| WORK ORDER |
From the entries below, copy every line that holds the word "Brasil".
Segment Open
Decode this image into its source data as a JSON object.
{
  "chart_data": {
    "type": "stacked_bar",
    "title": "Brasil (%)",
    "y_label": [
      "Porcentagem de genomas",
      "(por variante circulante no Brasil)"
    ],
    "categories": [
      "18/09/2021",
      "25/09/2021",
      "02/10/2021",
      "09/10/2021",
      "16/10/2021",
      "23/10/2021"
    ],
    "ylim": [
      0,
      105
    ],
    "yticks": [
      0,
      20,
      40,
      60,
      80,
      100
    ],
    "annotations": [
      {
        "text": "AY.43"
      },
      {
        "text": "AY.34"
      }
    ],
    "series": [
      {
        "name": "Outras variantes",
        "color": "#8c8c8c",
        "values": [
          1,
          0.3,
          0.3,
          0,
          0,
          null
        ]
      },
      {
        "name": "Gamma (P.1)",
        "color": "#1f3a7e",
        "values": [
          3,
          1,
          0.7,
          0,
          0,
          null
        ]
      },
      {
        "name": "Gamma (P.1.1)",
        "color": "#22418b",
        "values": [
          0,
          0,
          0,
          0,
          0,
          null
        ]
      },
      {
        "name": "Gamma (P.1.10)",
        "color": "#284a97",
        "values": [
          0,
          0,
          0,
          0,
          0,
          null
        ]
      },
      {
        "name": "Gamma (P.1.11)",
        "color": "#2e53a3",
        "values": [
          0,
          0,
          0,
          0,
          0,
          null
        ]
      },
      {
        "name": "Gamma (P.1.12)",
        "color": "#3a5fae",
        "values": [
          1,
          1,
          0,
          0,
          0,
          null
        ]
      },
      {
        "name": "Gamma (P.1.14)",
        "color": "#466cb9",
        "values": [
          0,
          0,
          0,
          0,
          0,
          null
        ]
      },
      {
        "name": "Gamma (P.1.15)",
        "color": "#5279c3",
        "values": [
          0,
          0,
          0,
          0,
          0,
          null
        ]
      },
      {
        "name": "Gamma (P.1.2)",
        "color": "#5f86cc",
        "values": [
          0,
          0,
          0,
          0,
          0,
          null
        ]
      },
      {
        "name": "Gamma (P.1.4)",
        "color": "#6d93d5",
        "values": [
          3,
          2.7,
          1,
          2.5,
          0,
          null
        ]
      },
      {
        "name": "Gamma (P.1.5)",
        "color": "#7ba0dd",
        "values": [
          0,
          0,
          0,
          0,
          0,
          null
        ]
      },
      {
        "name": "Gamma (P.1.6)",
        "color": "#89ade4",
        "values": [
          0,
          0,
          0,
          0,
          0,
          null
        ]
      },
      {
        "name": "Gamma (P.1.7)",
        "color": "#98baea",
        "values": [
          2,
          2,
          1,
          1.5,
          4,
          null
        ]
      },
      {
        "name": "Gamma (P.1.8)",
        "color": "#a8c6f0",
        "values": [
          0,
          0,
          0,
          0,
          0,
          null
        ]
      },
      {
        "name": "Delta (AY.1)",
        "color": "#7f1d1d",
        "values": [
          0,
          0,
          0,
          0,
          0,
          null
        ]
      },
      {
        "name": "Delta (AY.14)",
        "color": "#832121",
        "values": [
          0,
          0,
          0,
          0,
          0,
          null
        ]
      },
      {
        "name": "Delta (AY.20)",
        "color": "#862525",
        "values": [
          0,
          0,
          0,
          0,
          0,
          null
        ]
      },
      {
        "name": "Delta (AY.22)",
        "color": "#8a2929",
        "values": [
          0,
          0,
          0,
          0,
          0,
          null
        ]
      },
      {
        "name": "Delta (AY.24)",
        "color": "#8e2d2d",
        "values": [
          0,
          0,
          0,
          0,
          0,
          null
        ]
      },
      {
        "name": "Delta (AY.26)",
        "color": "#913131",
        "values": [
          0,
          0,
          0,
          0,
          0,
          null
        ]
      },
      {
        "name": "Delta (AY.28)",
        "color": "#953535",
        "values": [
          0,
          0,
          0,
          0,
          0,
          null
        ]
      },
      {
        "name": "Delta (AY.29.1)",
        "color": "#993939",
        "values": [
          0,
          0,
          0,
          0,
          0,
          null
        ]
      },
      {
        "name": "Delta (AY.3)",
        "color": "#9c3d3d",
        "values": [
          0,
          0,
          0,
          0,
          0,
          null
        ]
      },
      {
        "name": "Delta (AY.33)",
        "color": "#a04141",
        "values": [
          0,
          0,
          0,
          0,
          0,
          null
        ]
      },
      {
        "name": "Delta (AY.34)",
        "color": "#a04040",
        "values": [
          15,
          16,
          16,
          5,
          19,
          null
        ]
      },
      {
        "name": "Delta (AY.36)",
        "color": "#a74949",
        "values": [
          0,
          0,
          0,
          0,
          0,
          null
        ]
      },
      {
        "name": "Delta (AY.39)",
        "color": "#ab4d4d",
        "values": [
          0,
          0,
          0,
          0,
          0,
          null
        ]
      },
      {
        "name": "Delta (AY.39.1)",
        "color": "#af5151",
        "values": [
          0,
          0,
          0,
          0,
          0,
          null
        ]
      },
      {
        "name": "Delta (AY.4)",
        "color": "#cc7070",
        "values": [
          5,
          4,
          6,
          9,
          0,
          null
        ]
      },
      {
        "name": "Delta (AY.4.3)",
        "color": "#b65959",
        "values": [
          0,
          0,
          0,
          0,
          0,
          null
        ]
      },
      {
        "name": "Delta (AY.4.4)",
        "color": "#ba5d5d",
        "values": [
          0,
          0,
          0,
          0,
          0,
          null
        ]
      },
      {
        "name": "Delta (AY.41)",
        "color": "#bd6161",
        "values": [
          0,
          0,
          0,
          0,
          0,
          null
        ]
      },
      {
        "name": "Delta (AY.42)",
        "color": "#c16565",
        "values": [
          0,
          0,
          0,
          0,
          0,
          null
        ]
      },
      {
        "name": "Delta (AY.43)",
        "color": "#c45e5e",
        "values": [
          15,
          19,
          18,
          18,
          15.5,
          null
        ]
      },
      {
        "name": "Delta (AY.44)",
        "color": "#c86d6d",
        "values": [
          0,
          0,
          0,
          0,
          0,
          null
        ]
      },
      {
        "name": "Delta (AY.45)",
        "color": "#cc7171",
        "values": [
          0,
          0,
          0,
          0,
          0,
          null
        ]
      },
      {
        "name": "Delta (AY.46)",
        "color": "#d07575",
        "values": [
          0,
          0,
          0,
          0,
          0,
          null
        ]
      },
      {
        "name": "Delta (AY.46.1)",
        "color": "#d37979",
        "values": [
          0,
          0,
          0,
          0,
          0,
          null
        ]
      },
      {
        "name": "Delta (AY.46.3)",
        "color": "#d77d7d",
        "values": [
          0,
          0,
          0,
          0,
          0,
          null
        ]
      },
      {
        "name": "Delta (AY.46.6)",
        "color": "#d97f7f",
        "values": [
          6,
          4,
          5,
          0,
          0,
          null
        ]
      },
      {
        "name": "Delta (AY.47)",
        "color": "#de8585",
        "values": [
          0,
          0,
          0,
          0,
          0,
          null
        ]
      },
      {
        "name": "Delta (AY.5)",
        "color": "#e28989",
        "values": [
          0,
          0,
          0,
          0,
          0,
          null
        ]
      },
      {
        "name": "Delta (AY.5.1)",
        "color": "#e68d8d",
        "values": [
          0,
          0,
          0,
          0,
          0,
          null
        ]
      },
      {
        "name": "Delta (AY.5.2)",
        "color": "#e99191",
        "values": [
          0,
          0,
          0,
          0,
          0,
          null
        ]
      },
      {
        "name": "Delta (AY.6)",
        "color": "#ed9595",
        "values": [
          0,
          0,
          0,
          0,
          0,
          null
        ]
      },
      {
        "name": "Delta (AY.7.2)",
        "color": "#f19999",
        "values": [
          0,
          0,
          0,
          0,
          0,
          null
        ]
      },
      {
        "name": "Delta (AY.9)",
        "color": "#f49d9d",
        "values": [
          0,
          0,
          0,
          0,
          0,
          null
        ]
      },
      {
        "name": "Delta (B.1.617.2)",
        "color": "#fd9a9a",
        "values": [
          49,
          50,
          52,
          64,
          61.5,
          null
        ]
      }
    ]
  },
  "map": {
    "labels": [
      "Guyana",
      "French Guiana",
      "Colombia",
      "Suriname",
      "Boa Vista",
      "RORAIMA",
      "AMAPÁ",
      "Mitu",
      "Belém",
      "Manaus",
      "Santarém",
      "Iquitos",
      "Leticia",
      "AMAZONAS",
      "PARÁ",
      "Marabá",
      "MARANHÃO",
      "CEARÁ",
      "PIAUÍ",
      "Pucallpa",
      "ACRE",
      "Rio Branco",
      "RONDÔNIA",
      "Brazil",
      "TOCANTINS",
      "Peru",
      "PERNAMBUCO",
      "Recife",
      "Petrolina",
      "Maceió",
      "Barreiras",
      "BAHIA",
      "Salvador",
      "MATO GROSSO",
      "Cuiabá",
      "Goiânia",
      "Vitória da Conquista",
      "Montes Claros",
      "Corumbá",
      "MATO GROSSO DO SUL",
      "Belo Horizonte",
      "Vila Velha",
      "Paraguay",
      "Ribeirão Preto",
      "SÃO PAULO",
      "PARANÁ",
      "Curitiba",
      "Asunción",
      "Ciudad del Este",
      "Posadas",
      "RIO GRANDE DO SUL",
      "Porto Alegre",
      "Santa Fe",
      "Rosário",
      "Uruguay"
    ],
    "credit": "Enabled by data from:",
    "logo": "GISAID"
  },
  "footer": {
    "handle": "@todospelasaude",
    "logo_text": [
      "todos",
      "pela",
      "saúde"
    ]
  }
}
Segment Closed
| SOLVED PROBLEM |
    "title": "Brasil (%)",
      "(por variante circulante no Brasil)"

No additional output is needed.